## START PROVIDED RECORDS
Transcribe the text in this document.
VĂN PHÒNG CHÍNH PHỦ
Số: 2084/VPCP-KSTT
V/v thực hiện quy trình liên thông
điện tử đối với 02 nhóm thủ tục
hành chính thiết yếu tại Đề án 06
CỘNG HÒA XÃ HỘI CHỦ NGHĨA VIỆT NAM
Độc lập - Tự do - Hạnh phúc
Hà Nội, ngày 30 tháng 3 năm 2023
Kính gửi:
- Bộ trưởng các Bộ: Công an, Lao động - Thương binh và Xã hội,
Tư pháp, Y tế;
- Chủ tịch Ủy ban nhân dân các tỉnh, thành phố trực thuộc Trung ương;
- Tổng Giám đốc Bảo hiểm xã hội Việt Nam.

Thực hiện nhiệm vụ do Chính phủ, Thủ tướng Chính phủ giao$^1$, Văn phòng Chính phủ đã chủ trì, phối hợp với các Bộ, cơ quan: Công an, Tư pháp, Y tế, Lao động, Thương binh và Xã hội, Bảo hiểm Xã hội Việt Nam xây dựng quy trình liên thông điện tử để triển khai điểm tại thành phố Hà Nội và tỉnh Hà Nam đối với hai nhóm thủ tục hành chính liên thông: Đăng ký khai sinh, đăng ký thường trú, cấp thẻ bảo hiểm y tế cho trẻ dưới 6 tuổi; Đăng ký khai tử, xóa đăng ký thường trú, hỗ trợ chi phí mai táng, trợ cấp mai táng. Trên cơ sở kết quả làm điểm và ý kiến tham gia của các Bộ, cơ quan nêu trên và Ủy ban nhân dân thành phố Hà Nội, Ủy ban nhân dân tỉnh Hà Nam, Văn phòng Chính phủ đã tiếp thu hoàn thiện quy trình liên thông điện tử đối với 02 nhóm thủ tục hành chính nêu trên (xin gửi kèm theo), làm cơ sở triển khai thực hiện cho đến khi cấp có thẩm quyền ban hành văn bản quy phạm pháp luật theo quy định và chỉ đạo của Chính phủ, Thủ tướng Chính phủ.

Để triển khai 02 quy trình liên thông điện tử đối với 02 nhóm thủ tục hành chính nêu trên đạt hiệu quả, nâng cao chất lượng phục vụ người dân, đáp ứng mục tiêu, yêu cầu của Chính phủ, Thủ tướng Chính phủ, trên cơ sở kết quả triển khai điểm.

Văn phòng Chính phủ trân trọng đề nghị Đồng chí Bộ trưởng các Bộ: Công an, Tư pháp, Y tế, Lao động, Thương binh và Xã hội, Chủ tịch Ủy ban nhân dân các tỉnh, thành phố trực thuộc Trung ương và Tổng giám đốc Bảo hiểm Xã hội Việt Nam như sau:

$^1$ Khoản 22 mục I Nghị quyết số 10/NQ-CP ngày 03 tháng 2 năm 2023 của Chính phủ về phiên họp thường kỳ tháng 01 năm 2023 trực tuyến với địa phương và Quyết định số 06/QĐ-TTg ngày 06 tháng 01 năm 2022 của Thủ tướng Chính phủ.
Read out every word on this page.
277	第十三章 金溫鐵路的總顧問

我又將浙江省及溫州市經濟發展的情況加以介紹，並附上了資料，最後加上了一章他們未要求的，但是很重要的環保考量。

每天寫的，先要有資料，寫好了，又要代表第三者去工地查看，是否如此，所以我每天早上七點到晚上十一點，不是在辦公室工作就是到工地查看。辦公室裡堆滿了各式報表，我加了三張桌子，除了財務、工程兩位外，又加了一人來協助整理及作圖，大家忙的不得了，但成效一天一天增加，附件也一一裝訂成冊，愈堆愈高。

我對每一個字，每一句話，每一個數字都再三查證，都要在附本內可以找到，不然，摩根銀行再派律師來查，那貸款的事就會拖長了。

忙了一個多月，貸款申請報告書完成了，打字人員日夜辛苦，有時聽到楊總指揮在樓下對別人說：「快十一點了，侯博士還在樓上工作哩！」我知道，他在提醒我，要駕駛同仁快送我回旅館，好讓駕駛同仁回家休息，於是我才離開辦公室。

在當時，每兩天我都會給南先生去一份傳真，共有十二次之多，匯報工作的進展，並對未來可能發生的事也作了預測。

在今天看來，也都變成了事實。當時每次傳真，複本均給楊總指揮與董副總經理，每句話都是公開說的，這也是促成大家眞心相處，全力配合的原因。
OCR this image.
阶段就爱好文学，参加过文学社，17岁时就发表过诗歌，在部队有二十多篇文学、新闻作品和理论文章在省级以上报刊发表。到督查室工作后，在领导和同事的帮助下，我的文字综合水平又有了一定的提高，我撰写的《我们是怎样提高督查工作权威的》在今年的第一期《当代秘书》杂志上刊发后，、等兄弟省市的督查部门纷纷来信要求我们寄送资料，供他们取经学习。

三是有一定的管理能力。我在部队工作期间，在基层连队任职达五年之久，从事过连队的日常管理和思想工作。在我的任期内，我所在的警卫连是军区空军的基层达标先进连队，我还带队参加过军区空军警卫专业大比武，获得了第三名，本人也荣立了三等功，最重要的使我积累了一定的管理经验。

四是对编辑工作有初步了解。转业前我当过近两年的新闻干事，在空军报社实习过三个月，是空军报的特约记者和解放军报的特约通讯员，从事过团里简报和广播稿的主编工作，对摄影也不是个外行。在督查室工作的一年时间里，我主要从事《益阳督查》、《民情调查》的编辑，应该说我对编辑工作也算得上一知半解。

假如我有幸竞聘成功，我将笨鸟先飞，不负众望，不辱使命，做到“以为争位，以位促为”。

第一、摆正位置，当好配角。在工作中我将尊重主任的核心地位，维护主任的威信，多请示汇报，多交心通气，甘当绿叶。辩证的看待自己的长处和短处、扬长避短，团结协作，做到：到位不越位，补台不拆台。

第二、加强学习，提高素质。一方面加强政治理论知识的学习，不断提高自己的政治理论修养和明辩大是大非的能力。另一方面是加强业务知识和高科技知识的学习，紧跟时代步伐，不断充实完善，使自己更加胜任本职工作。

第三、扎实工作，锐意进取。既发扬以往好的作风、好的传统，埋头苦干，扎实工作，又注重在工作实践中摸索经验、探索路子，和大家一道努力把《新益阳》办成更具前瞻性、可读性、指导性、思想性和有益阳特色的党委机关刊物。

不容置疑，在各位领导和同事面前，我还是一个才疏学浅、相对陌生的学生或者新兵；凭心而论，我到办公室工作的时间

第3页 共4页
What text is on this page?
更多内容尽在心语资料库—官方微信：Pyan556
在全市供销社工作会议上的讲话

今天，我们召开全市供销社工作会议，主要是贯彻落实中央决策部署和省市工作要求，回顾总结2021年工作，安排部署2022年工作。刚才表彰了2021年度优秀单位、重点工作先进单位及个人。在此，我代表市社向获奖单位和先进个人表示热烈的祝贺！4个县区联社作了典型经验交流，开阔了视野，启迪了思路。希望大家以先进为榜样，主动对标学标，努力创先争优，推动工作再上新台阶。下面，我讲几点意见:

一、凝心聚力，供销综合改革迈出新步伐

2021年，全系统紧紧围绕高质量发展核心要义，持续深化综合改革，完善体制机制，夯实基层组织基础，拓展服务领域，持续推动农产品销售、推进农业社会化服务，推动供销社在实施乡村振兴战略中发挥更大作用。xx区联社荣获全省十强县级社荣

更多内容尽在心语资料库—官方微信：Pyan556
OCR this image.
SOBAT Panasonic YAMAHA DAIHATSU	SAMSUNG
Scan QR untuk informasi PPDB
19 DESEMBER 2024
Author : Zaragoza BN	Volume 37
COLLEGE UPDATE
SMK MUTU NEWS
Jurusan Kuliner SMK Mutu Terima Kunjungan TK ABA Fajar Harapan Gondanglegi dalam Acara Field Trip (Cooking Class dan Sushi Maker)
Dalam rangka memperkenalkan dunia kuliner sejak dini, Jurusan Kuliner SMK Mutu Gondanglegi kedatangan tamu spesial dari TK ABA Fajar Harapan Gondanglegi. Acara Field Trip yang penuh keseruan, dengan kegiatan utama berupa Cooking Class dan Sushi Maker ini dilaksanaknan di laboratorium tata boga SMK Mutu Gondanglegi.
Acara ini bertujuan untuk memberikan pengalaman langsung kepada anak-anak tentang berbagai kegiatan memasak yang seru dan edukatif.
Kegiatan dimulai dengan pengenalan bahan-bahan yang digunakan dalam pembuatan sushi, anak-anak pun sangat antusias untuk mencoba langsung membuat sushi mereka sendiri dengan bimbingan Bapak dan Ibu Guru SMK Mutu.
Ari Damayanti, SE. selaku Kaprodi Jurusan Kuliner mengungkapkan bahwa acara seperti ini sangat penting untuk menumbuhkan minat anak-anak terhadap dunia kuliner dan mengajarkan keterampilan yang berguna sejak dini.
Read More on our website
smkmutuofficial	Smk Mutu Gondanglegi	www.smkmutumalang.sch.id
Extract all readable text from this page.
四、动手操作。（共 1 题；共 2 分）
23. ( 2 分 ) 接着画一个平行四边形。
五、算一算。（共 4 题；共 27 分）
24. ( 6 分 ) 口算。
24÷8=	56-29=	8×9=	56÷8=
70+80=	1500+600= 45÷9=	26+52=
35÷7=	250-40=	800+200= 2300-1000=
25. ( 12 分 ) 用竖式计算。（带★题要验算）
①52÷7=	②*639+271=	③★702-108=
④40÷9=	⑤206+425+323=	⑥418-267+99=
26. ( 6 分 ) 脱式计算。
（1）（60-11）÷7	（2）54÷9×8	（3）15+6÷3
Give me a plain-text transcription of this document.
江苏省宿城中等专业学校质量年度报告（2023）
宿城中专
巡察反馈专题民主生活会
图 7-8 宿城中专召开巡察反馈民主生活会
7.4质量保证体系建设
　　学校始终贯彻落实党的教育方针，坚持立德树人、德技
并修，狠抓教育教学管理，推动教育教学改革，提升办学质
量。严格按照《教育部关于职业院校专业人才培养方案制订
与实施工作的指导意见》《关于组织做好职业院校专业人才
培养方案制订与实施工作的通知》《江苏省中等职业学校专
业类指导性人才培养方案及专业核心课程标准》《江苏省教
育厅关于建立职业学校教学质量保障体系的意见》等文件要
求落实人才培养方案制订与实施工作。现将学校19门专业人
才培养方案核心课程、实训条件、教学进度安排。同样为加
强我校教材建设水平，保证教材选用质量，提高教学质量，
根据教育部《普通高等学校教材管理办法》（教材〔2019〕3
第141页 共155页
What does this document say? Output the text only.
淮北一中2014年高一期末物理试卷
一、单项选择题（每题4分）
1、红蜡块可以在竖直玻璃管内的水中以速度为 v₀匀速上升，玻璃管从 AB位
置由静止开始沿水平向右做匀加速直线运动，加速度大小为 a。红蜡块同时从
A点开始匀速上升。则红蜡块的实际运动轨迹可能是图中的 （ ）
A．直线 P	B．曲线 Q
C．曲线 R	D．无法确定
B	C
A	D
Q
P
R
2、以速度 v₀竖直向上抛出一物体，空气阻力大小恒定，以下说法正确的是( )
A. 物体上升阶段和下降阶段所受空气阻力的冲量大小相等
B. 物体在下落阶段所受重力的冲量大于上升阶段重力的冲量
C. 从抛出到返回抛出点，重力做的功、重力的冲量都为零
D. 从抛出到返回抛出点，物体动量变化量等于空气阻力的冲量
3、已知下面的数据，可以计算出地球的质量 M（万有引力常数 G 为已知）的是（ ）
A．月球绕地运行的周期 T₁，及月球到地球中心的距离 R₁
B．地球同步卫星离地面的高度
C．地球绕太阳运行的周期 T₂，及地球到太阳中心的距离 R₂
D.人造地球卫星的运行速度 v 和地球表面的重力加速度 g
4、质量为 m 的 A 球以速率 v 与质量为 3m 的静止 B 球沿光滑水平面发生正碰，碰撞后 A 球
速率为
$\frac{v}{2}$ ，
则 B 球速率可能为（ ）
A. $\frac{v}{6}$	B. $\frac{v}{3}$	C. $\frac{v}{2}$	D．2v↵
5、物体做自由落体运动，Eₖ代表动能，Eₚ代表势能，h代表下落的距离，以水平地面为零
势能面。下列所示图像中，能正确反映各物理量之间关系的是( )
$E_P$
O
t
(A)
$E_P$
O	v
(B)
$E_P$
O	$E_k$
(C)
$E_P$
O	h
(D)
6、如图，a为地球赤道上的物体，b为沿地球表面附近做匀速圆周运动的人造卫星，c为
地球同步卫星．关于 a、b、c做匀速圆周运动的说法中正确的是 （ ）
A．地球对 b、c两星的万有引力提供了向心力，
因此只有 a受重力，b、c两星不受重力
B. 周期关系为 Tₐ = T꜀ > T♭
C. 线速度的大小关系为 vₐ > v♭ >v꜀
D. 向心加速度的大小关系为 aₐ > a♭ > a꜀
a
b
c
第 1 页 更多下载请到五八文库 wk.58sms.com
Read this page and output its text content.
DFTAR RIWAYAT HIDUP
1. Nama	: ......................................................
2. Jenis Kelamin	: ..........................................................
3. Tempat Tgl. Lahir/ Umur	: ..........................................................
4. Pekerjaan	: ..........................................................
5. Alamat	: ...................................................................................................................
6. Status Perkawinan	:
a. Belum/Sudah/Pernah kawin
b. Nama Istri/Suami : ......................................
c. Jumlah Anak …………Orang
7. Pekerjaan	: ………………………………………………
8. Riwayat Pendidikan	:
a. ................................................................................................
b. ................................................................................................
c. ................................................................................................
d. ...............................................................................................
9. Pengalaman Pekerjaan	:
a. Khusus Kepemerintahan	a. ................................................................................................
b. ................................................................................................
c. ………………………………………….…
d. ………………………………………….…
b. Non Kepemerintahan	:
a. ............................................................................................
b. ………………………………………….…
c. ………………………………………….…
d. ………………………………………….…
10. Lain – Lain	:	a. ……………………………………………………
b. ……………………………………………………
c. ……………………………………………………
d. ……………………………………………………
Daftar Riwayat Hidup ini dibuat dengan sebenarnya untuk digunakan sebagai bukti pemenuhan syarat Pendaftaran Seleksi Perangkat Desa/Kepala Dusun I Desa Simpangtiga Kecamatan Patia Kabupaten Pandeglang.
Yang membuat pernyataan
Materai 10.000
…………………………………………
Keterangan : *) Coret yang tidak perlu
## END PROVIDED RECORDS
STATED PROBLEM.
Return only the count of lines in the records that hold the word "tháng".

CORRECT RESPONSE.
2